━━ Records for this exercise ━━

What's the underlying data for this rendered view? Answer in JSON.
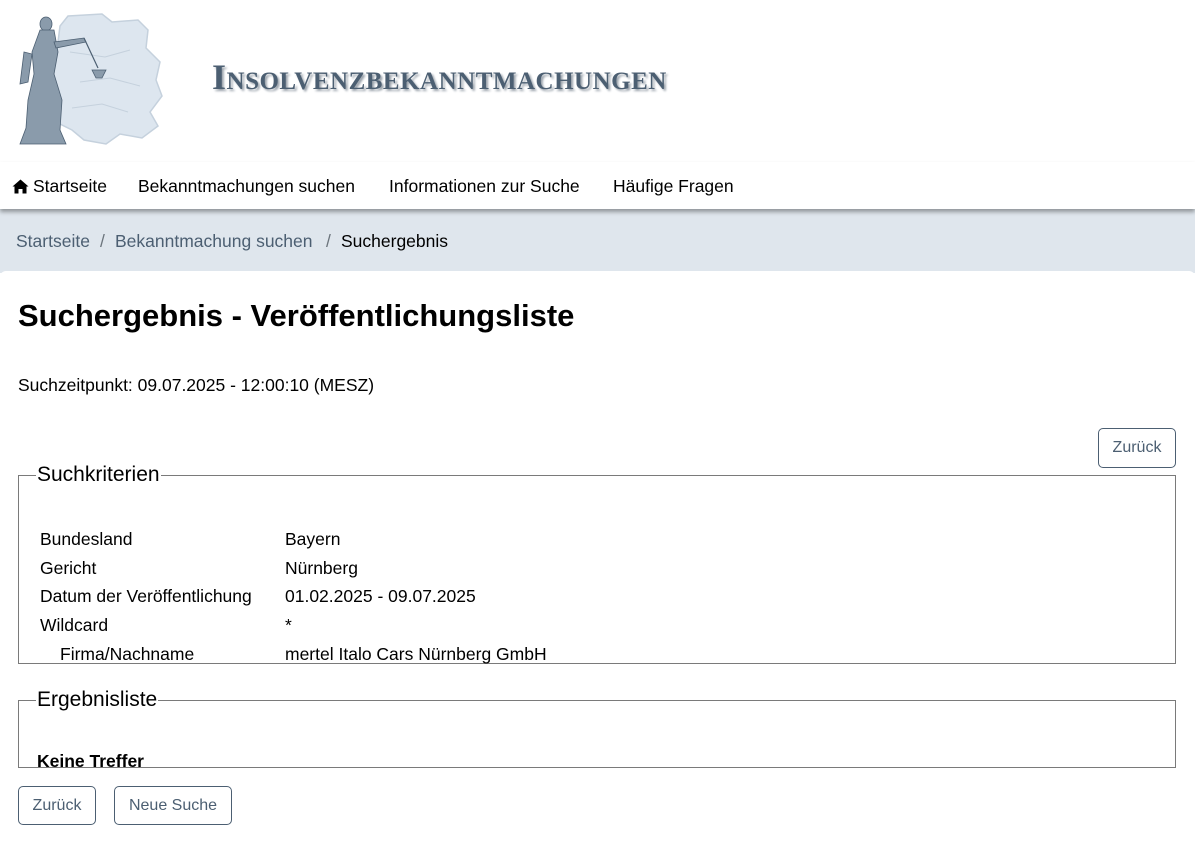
{
  "site": {
    "title": "Insolvenzbekanntmachungen"
  },
  "nav": {
    "home": "Startseite",
    "search": "Bekanntmachungen suchen",
    "info": "Informationen zur Suche",
    "faq": "Häufige Fragen"
  },
  "breadcrumb": {
    "items": [
      "Startseite",
      "Bekanntmachung suchen",
      "Suchergebnis"
    ],
    "separator": "/"
  },
  "page": {
    "title": "Suchergebnis - Veröffentlichungsliste",
    "timestamp": "Suchzeitpunkt: 09.07.2025 - 12:00:10 (MESZ)"
  },
  "buttons": {
    "back": "Zurück",
    "new_search": "Neue Suche"
  },
  "criteria": {
    "legend": "Suchkriterien",
    "rows": [
      {
        "label": "Bundesland",
        "value": "Bayern"
      },
      {
        "label": "Gericht",
        "value": "Nürnberg"
      },
      {
        "label": "Datum der Veröffentlichung",
        "value": "01.02.2025 - 09.07.2025"
      },
      {
        "label": "Wildcard",
        "value": "*"
      },
      {
        "label": "Firma/Nachname",
        "value": "mertel Italo Cars Nürnberg GmbH"
      }
    ]
  },
  "results": {
    "legend": "Ergebnisliste",
    "empty_text": "Keine Treffer"
  },
  "colors": {
    "accent": "#4c5f72",
    "breadcrumb_bg": "#dfe6ed",
    "map": "#dde6ef",
    "statue": "#8a9bab"
  },
  "icons": {
    "home": "home-icon",
    "logo": "justitia-germany-map-logo"
  }
}
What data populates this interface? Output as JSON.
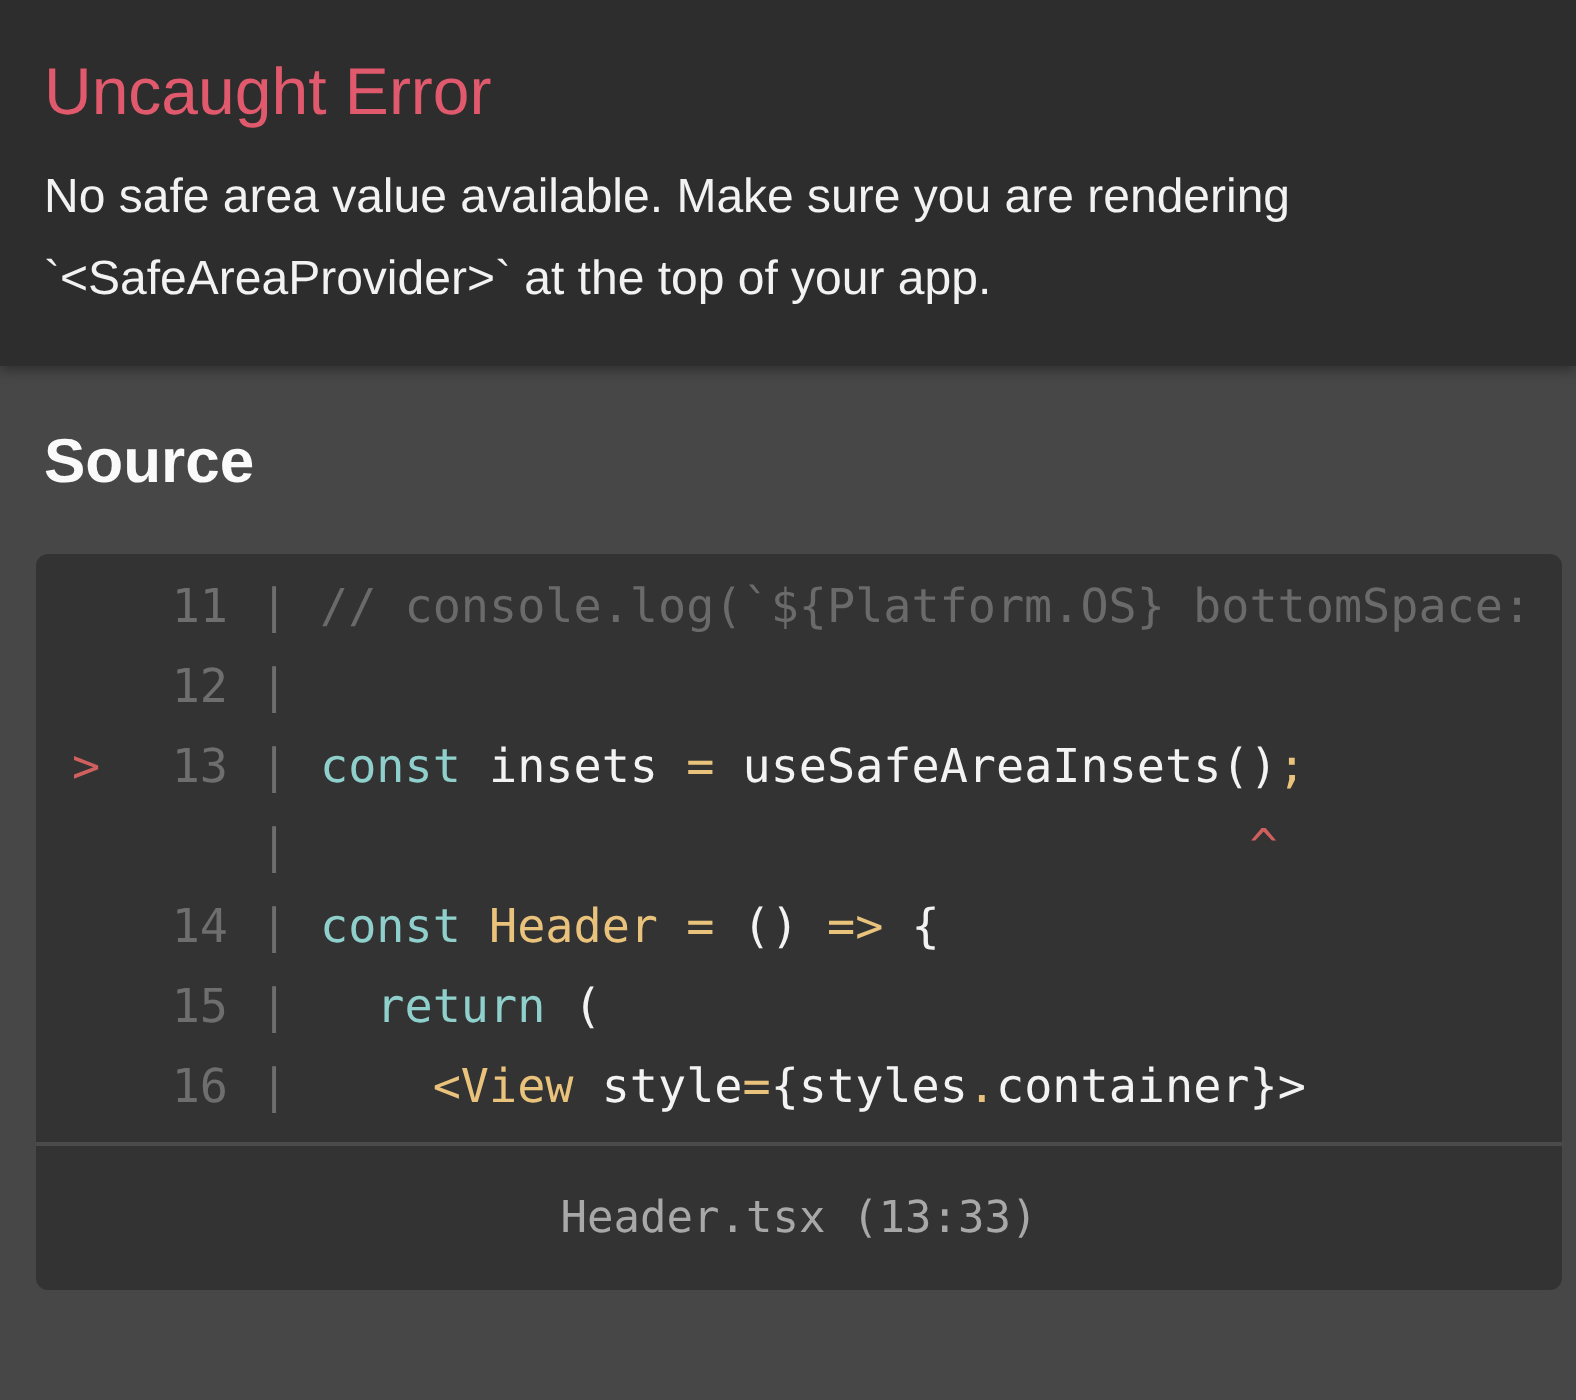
{
  "error": {
    "title": "Uncaught Error",
    "message": "No safe area value available. Make sure you are rendering `<SafeAreaProvider>` at the top of your app."
  },
  "source": {
    "heading": "Source",
    "lines": [
      {
        "number": "11",
        "gutter": "|",
        "tokens": [
          {
            "text": "// console.log(`${Platform.OS} bottomSpace:",
            "kind": "comment"
          }
        ]
      },
      {
        "number": "12",
        "gutter": "|"
      },
      {
        "number": "13",
        "marker": ">",
        "gutter": "|",
        "caret_gutter": "|",
        "tokens": [
          {
            "text": "const",
            "kind": "keyword"
          },
          {
            "text": " insets ",
            "kind": "plain"
          },
          {
            "text": "=",
            "kind": "operator"
          },
          {
            "text": " useSafeAreaInsets(",
            "kind": "plain"
          },
          {
            "text": ")",
            "kind": "plain",
            "caret": "^"
          },
          {
            "text": ";",
            "kind": "operator"
          }
        ]
      },
      {
        "number": "14",
        "gutter": "|",
        "tokens": [
          {
            "text": "const",
            "kind": "keyword"
          },
          {
            "text": " Header",
            "kind": "name"
          },
          {
            "text": " =",
            "kind": "operator"
          },
          {
            "text": " () ",
            "kind": "plain"
          },
          {
            "text": "=>",
            "kind": "operator"
          },
          {
            "text": " {",
            "kind": "plain"
          }
        ]
      },
      {
        "number": "15",
        "gutter": "|",
        "tokens": [
          {
            "text": "  return",
            "kind": "keyword"
          },
          {
            "text": " (",
            "kind": "plain"
          }
        ]
      },
      {
        "number": "16",
        "gutter": "|",
        "tokens": [
          {
            "text": "    <View",
            "kind": "name"
          },
          {
            "text": " style",
            "kind": "plain"
          },
          {
            "text": "=",
            "kind": "operator"
          },
          {
            "text": "{styles",
            "kind": "plain"
          },
          {
            "text": ".",
            "kind": "operator"
          },
          {
            "text": "container}>",
            "kind": "plain"
          }
        ]
      }
    ],
    "location": "Header.tsx (13:33)"
  }
}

━━━

== Task brief ==
Each line with the string "data" in it needs to be found and copied.

== Reply ==
What's the underlying data for this rendered view? Answer in JSON.
What data populates this interface? Output as JSON.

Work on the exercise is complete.